## START

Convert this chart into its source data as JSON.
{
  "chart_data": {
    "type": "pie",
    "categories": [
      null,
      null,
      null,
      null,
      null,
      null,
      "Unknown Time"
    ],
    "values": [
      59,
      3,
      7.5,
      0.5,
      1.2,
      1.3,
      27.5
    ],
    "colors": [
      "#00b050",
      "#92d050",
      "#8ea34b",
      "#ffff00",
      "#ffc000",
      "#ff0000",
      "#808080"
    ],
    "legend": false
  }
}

## END

The task:
All of the material above needs to be copied exactly.

Written response:
Convert this chart into its source data as JSON.
{
  "chart_data": {
    "type": "pie",
    "categories": [
      null,
      null,
      null,
      null,
      null,
      null,
      "Unknown Time"
    ],
    "values": [
      59,
      3,
      7.5,
      0.5,
      1.2,
      1.3,
      27.5
    ],
    "colors": [
      "#00b050",
      "#92d050",
      "#8ea34b",
      "#ffff00",
      "#ffc000",
      "#ff0000",
      "#808080"
    ],
    "legend": false
  }
}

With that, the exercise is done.